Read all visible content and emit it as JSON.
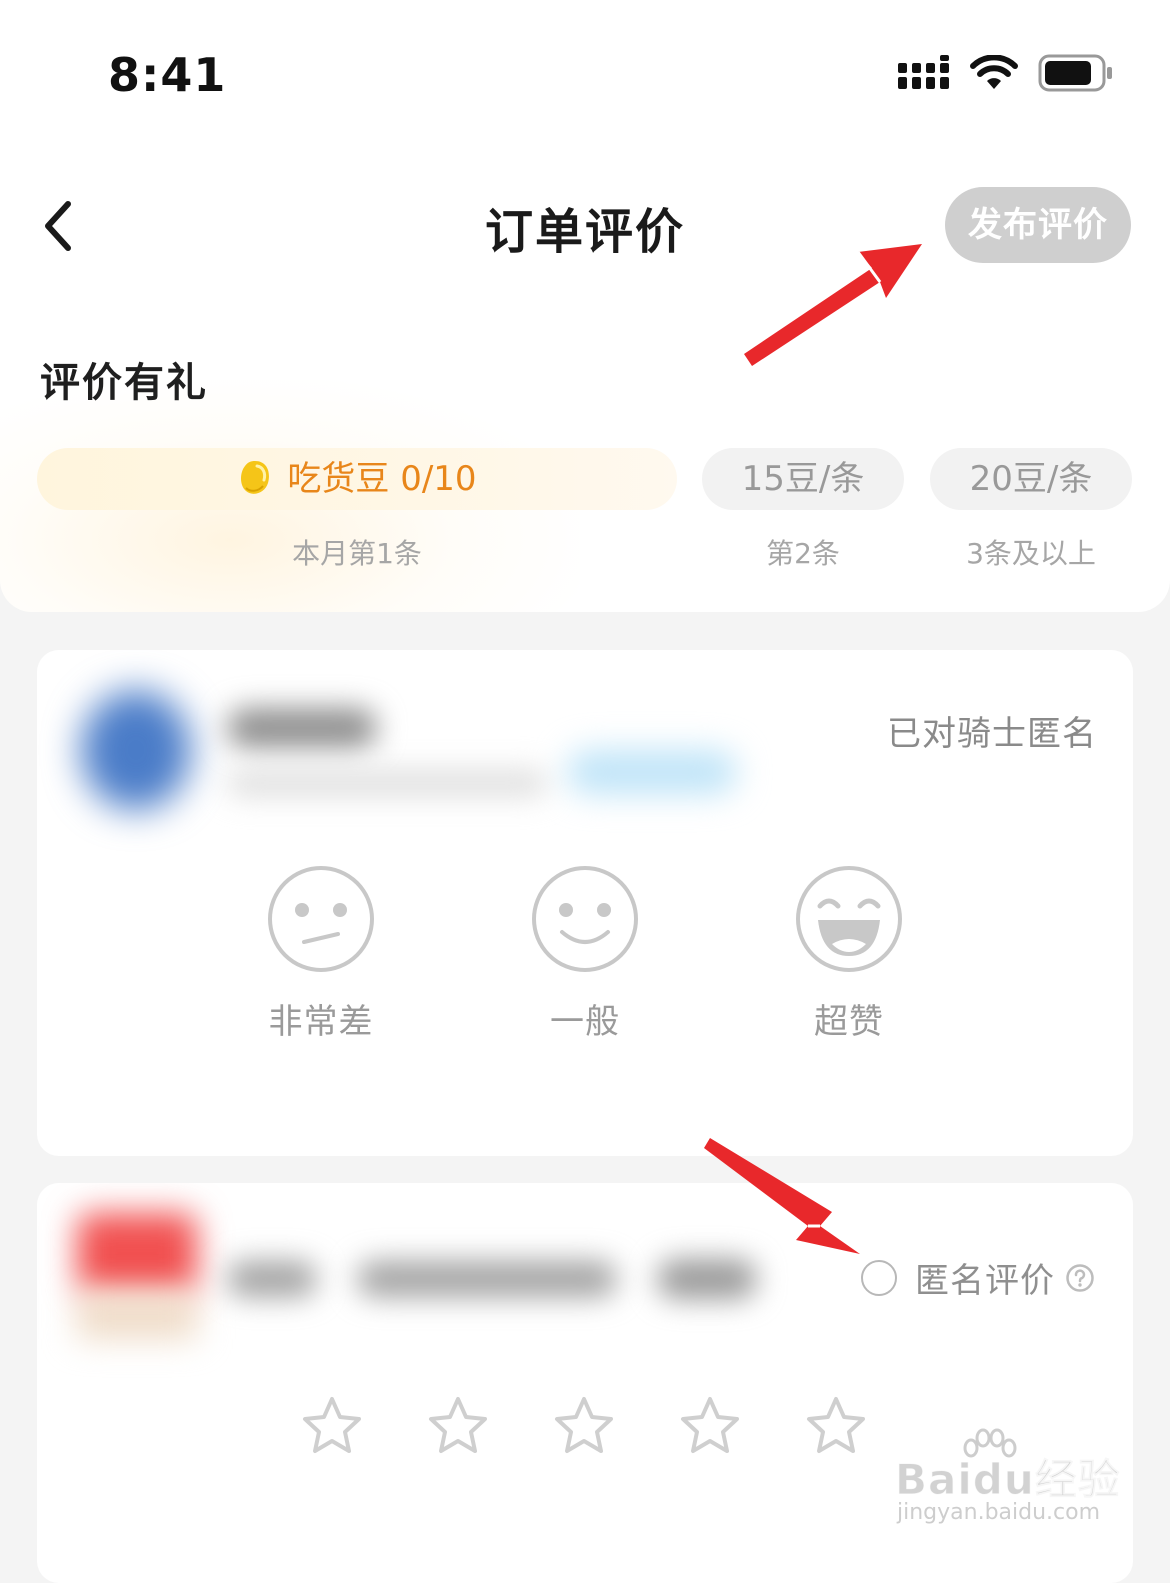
{
  "status_bar": {
    "time": "8:41"
  },
  "nav": {
    "title": "订单评价",
    "publish_label": "发布评价"
  },
  "reward": {
    "title": "评价有礼",
    "tiers": [
      {
        "label": "吃货豆 0/10",
        "sub": "本月第1条"
      },
      {
        "label": "15豆/条",
        "sub": "第2条"
      },
      {
        "label": "20豆/条",
        "sub": "3条及以上"
      }
    ]
  },
  "rider_card": {
    "anon_note": "已对骑士匿名",
    "ratings": [
      {
        "label": "非常差",
        "icon": "sad-face-icon"
      },
      {
        "label": "一般",
        "icon": "smile-face-icon"
      },
      {
        "label": "超赞",
        "icon": "laugh-face-icon"
      }
    ]
  },
  "shop_card": {
    "anon_label": "匿名评价",
    "anon_checked": false,
    "stars_total": 5,
    "stars_selected": 0
  },
  "watermark": {
    "text": "Baidu经验",
    "sub": "jingyan.baidu.com"
  },
  "colors": {
    "accent_orange": "#e8861a",
    "annotation_red": "#e8282b",
    "disabled_button": "#cfcfcf"
  }
}
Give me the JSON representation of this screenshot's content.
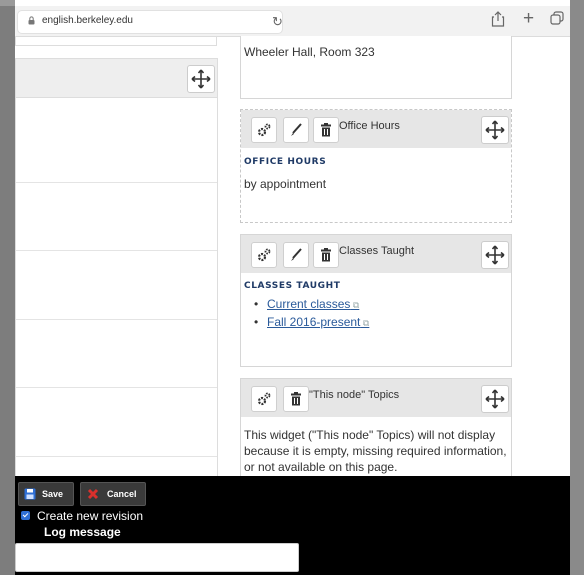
{
  "browser": {
    "url": "english.berkeley.edu"
  },
  "blocks": [
    {
      "address_text": "Wheeler Hall, Room 323"
    },
    {
      "header_title": "Office Hours",
      "body_title": "OFFICE HOURS",
      "body_text": "by appointment"
    },
    {
      "header_title": "Classes Taught",
      "body_title": "CLASSES TAUGHT",
      "links": [
        "Current classes",
        "Fall 2016-present"
      ]
    },
    {
      "header_title": "\"This node\" Topics",
      "body_text": "This widget (\"This node\" Topics) will not display because it is empty, missing required information, or not available on this page."
    }
  ],
  "bottom_bar": {
    "save_label": "Save",
    "cancel_label": "Cancel",
    "revision_label": "Create new revision",
    "revision_checked": true,
    "log_message_label": "Log message",
    "log_message_value": ""
  },
  "colors": {
    "link": "#2a5a9a",
    "block_title": "#1f3a66",
    "save_icon": "#2f6fd6",
    "cancel_icon": "#d9302c"
  },
  "icons": {
    "lock": "lock-icon",
    "reload": "reload-icon",
    "share": "share-icon",
    "new_tab": "plus-icon",
    "tabs": "tabs-icon",
    "move": "move-icon",
    "settings": "gear-icon",
    "edit": "pencil-icon",
    "delete": "trash-icon",
    "save": "floppy-disk-icon",
    "cancel": "x-icon",
    "external": "external-link-icon"
  }
}
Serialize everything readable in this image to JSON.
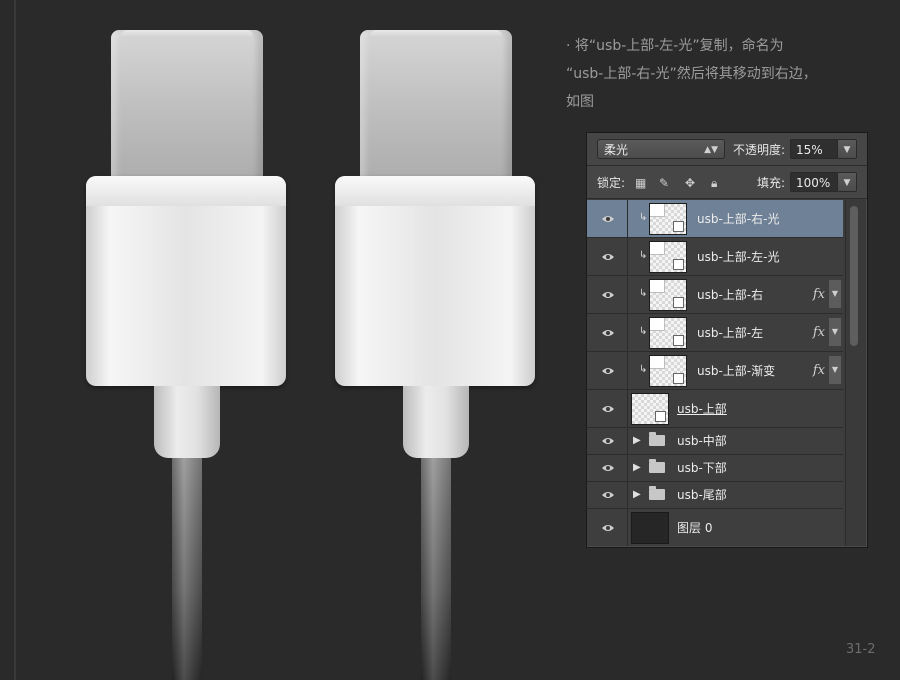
{
  "instruction": {
    "text": "· 将“usb-上部-左-光”复制，命名为\n“usb-上部-右-光”然后将其移动到右边，\n如图"
  },
  "layers_panel": {
    "blend_mode": "柔光",
    "opacity_label": "不透明度:",
    "opacity_value": "15%",
    "lock_label": "锁定:",
    "fill_label": "填充:",
    "fill_value": "100%",
    "fx_label": "fx",
    "layers": [
      {
        "name": "usb-上部-右-光",
        "selected": true,
        "clipped": true,
        "fx": false
      },
      {
        "name": "usb-上部-左-光",
        "selected": false,
        "clipped": true,
        "fx": false
      },
      {
        "name": "usb-上部-右",
        "selected": false,
        "clipped": true,
        "fx": true
      },
      {
        "name": "usb-上部-左",
        "selected": false,
        "clipped": true,
        "fx": true
      },
      {
        "name": "usb-上部-渐变",
        "selected": false,
        "clipped": true,
        "fx": true
      },
      {
        "name": "usb-上部",
        "selected": false,
        "clipped": false,
        "fx": false
      },
      {
        "name": "usb-中部",
        "type": "group"
      },
      {
        "name": "usb-下部",
        "type": "group"
      },
      {
        "name": "usb-尾部",
        "type": "group"
      },
      {
        "name": "图层 0",
        "type": "background"
      }
    ]
  },
  "page_number": "31-2",
  "colors": {
    "background": "#2a2a2a",
    "selected_layer": "#6f8196"
  },
  "icons": [
    "eye-icon",
    "clip-arrow-icon",
    "transparency-lock-icon",
    "brush-lock-icon",
    "move-lock-icon",
    "padlock-icon",
    "folder-icon",
    "disclosure-triangle-icon"
  ]
}
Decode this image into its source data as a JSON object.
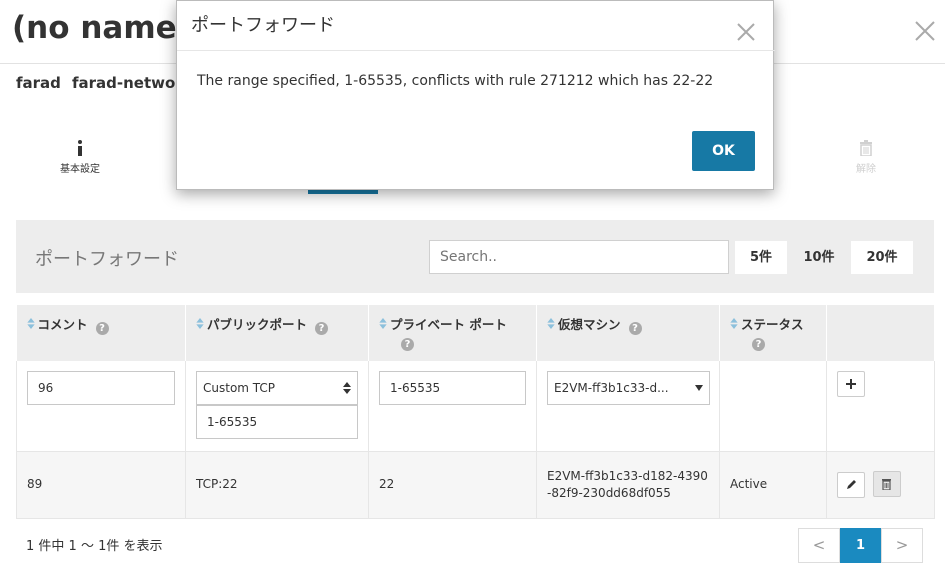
{
  "page": {
    "title": "(no name)",
    "breadcrumbs": [
      "farad",
      "farad-networ"
    ]
  },
  "nav_tabs": [
    {
      "label": "基本設定",
      "icon": "info-icon"
    },
    {
      "label": "解除",
      "icon": "trash-icon"
    }
  ],
  "panel": {
    "title": "ポートフォワード",
    "search_placeholder": "Search..",
    "page_sizes": [
      "5件",
      "10件",
      "20件"
    ],
    "selected_page_size": "10件"
  },
  "table": {
    "columns": [
      "コメント",
      "パブリックポート",
      "プライベート ポート",
      "仮想マシン",
      "ステータス"
    ],
    "edit_row": {
      "comment": "96",
      "protocol": "Custom TCP",
      "public_port": "1-65535",
      "private_port": "1-65535",
      "vm": "E2VM-ff3b1c33-d..."
    },
    "rows": [
      {
        "comment": "89",
        "public": "TCP:22",
        "private": "22",
        "vm": "E2VM-ff3b1c33-d182-4390-82f9-230dd68df055",
        "status": "Active"
      }
    ]
  },
  "footer": {
    "summary": "1 件中 1 〜 1件 を表示",
    "prev": "<",
    "current_page": "1",
    "next": ">"
  },
  "modal": {
    "title": "ポートフォワード",
    "message": "The range specified, 1-65535, conflicts with rule 271212 which has 22-22",
    "ok_label": "OK"
  },
  "colors": {
    "accent": "#1779a5",
    "active_status": "#5a9a3a",
    "panel_bg": "#ededed"
  }
}
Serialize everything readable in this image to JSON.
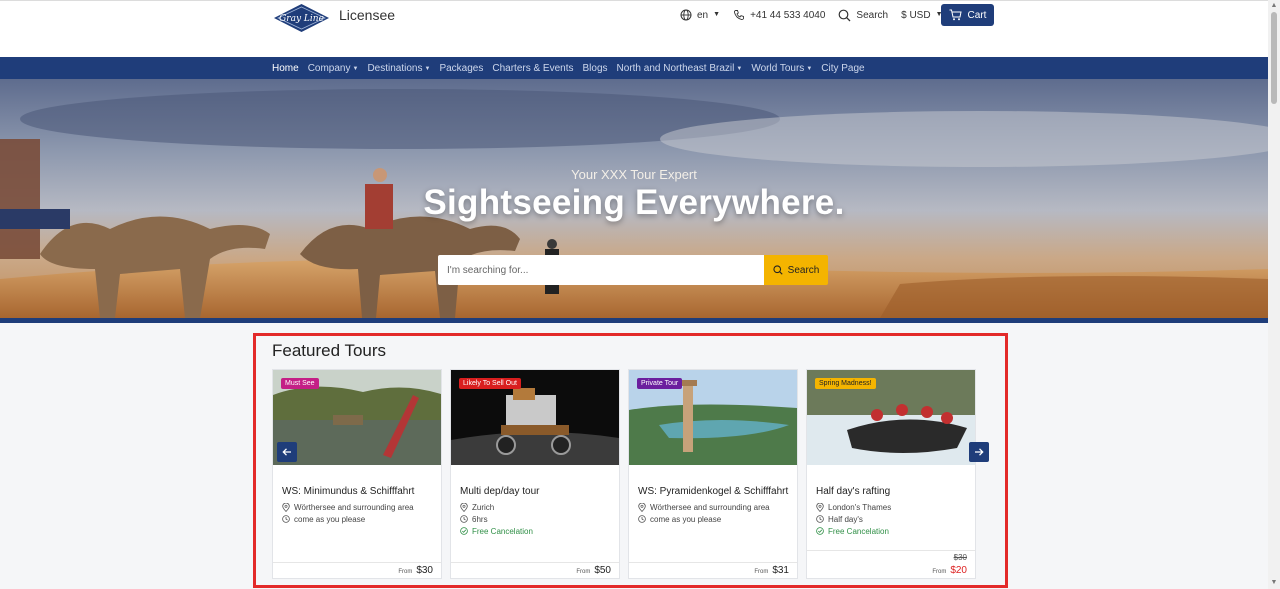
{
  "header": {
    "brand": "Licensee",
    "logo_text": "Gray Line",
    "language": "en",
    "phone": "+41 44 533 4040",
    "search_label": "Search",
    "currency": "$ USD",
    "cart_label": "Cart"
  },
  "nav": {
    "items": [
      {
        "label": "Home",
        "dropdown": false
      },
      {
        "label": "Company",
        "dropdown": true
      },
      {
        "label": "Destinations",
        "dropdown": true
      },
      {
        "label": "Packages",
        "dropdown": false
      },
      {
        "label": "Charters & Events",
        "dropdown": false
      },
      {
        "label": "Blogs",
        "dropdown": false
      },
      {
        "label": "North and Northeast Brazil",
        "dropdown": true
      },
      {
        "label": "World Tours",
        "dropdown": true
      },
      {
        "label": "City Page",
        "dropdown": false
      }
    ]
  },
  "hero": {
    "subtitle": "Your XXX Tour Expert",
    "title": "Sightseeing Everywhere.",
    "search_placeholder": "I'm searching for...",
    "search_button": "Search"
  },
  "featured": {
    "heading": "Featured Tours",
    "tours": [
      {
        "badge": "Must See",
        "badge_color": "#c41f86",
        "title": "WS: Minimundus & Schifffahrt",
        "location": "Wörthersee and surrounding area",
        "duration": "come as you please",
        "cancellation": "",
        "from_label": "From",
        "price": "$30",
        "old_price": ""
      },
      {
        "badge": "Likely To Sell Out",
        "badge_color": "#d91e1e",
        "title": "Multi dep/day tour",
        "location": "Zurich",
        "duration": "6hrs",
        "cancellation": "Free Cancelation",
        "from_label": "From",
        "price": "$50",
        "old_price": ""
      },
      {
        "badge": "Private Tour",
        "badge_color": "#6b1f9e",
        "title": "WS: Pyramidenkogel & Schifffahrt",
        "location": "Wörthersee and surrounding area",
        "duration": "come as you please",
        "cancellation": "",
        "from_label": "From",
        "price": "$31",
        "old_price": ""
      },
      {
        "badge": "Spring Madness!",
        "badge_color": "#f4b400",
        "title": "Half day's rafting",
        "location": "London's Thames",
        "duration": "Half day's",
        "cancellation": "Free Cancelation",
        "from_label": "From",
        "price": "$20",
        "old_price": "$30"
      }
    ]
  },
  "colors": {
    "primary": "#1f3d7a",
    "accent": "#f4b400",
    "highlight_border": "#e32a2a",
    "free_cancel": "#2f8f46",
    "sale_price": "#dd2222"
  }
}
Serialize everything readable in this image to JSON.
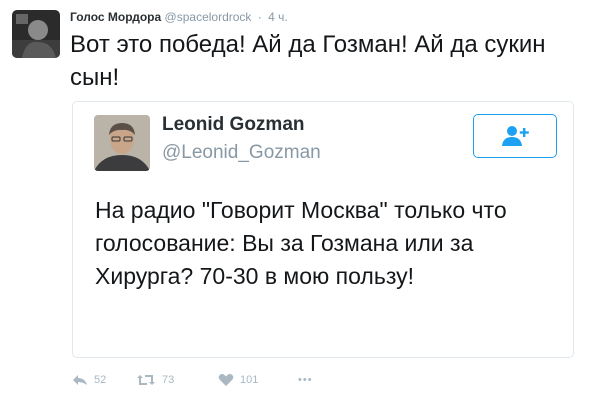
{
  "tweet": {
    "author_name": "Голос Мордора",
    "author_handle": "@spacelordrock",
    "separator": "·",
    "time": "4 ч.",
    "text": "Вот это победа! Ай да Гозман! Ай да сукин сын!"
  },
  "quoted": {
    "name": "Leonid Gozman",
    "handle": "@Leonid_Gozman",
    "text": "На радио \"Говорит Москва\" только что голосование: Вы за Гозмана или за Хирурга? 70-30 в мою пользу!",
    "follow_icon": "add-user-icon"
  },
  "actions": {
    "reply_count": "52",
    "retweet_count": "73",
    "like_count": "101",
    "more": "•••"
  },
  "colors": {
    "accent": "#1da1f2",
    "muted": "#8899a6",
    "action_icons": "#aab8c2",
    "border": "#e1e8ed"
  }
}
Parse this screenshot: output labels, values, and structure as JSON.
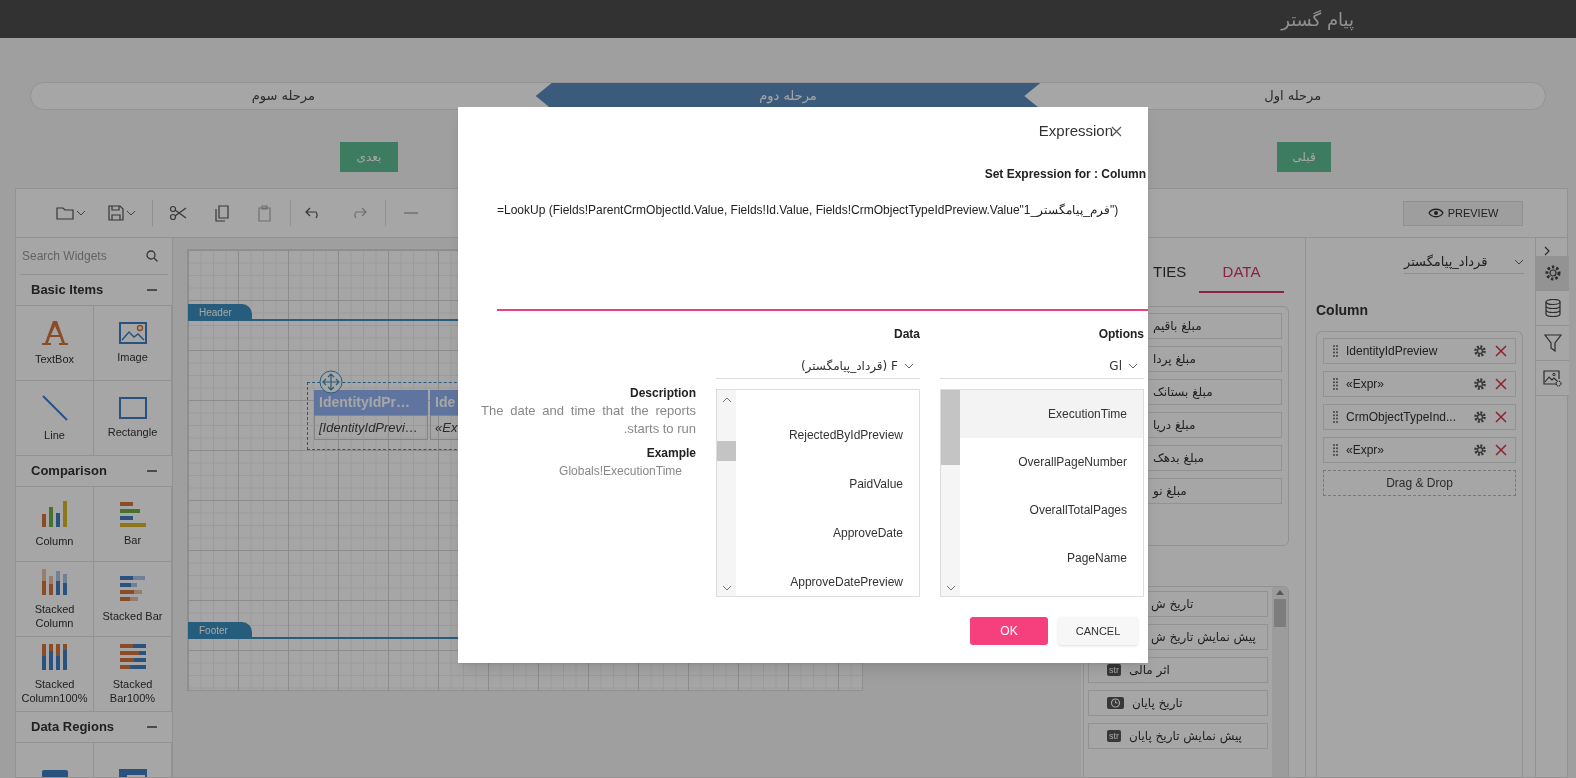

● **TO BE DONE**: Write out every line from the entries where "Topics" appears.

● **TASK OUTPUT**:
      "header_title": "\"This node\" Topics",
      "body_text": "This widget (\"This node\" Topics) will not display because it is empty, missing required information, or not available on this page."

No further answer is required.